:: PAGE TEXT ::

Opened 62 minutes ago
#37076 new Bug
assertWarnsMessage() only checks the first warning for a matching message
| Reported by: | Mike Edmunds | Owned by: | |
|---|---|---|---|
| Component: | Testing framework | Version: | 6.0 |
| Severity: | Normal | Keywords: | |
| Cc: | Triage Stage: | Unreviewed | |
| Has patch: | no | Needs documentation: | no |
| Needs tests: | no | Patch needs improvement: | no |
| Easy pickings: | no | UI/UX: | no |
Description
assertWarnsMessage(category, message) fails if the first warning issued in category does not contain message, even if some later warning does match.
As a result, test cases depend on the specific order warnings are issued. This can become confusing when there are several related deprecations going in at once, or when a feature being tested uses some other feature that also issues a warning.

:::

__ABOUT THIS TASK__: Continue the bug report on assertWarnsMessage() from the point where its text stops.

:: DATASET ::

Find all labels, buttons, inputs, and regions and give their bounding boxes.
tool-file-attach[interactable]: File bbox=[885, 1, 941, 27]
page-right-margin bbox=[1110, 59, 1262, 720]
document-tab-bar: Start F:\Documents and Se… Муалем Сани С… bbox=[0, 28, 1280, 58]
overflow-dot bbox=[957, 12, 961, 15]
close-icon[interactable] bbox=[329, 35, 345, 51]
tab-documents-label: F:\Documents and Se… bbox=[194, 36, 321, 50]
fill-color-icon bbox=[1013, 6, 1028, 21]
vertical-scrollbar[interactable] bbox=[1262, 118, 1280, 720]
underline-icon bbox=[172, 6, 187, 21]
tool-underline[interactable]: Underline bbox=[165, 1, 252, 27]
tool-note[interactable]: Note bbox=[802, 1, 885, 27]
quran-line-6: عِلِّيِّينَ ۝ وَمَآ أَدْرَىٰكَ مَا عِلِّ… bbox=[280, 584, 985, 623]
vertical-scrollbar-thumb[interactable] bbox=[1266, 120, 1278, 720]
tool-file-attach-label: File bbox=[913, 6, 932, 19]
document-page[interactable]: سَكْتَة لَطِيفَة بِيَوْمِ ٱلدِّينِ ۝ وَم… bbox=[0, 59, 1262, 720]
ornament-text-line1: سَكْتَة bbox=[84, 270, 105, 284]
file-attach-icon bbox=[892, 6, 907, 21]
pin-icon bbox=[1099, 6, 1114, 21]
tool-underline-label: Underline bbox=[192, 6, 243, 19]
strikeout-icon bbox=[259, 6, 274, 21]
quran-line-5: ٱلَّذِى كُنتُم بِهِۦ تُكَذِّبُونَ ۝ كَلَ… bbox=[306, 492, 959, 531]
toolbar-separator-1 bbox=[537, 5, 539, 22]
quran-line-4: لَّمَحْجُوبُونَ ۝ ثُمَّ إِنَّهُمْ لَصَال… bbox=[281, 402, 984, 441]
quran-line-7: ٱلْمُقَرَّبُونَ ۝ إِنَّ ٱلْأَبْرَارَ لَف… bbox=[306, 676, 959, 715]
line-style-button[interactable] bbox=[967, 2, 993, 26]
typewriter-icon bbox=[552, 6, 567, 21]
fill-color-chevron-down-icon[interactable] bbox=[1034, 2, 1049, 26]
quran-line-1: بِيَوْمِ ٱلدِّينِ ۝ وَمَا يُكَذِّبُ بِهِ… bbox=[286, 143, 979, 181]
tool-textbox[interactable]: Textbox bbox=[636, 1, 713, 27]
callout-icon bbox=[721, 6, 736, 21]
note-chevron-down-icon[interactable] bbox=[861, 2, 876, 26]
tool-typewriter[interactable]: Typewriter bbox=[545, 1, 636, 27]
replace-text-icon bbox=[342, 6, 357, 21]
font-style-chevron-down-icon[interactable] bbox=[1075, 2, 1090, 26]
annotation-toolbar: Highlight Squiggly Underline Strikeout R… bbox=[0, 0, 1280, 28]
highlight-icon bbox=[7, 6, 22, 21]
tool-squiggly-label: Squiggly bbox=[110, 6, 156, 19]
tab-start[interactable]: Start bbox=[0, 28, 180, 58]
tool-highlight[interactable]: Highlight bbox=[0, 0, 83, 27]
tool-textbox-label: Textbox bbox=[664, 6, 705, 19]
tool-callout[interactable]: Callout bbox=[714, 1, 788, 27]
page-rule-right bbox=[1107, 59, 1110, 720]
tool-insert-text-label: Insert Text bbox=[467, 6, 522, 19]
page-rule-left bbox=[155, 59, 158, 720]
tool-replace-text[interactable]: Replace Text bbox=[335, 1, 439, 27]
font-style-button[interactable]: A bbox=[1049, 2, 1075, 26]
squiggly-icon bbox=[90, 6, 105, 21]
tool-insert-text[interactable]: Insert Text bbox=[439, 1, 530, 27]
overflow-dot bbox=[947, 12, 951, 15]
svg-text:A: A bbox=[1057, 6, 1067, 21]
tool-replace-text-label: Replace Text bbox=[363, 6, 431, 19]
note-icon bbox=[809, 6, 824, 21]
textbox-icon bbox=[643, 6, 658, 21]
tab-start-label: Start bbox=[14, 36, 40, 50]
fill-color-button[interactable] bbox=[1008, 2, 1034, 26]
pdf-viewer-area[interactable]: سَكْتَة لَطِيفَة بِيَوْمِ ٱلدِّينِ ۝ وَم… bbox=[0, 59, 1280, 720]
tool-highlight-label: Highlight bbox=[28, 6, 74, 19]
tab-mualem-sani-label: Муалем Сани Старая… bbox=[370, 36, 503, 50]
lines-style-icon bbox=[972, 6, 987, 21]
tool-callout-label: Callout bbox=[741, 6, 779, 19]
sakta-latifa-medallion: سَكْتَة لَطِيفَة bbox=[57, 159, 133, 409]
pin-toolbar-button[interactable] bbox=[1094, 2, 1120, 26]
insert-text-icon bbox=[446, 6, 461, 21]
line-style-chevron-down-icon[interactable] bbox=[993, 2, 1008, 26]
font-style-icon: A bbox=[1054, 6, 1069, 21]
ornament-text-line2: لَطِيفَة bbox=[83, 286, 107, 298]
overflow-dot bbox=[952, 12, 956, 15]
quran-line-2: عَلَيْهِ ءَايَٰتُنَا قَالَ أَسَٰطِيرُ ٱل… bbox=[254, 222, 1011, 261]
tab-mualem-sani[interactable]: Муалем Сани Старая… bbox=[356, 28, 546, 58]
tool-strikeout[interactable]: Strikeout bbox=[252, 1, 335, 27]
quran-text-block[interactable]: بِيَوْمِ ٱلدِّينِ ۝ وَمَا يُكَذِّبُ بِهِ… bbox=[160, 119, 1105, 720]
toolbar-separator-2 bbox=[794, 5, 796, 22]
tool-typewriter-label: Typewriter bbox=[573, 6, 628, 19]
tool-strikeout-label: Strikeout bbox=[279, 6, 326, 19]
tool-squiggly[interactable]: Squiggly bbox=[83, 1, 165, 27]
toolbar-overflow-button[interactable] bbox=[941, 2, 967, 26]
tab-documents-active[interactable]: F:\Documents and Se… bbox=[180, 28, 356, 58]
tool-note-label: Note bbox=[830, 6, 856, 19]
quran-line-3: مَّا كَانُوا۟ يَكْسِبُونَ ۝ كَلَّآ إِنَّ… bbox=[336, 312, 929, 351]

:::

__RESULT OF THE TASK__:
For example, you might expect this test to pass, but it fails with AssertionError: 'Deprecated in MyApp' not found in 'Deprecated in Django':
class MyAppTests(SimpleTestCase): def test_deprecated_in_my_app(self): with self.assertWarnsMessage(DeprecationWarning, "Deprecated in MyApp"): # MyApp calls something in Django that happens to be deprecated: warnings.warn("Deprecated in Django", RemovedInNextVersionWarning) # Then MyApp issues the warning being tested: warnings.warn("Deprecated in MyApp", DeprecationWarning)
If you switch the order of the two warnings, the test passes. (And the second warning is then ignored—see #37072.)
There is a workaround by combining a very carefully crafted ignore_warnings() context with assertWarnsMessage(). (It requires knowing that the semi-documented ignore_warnings() also accepts a message argument. And that it interprets it quite differently from assertWarnsMessage().)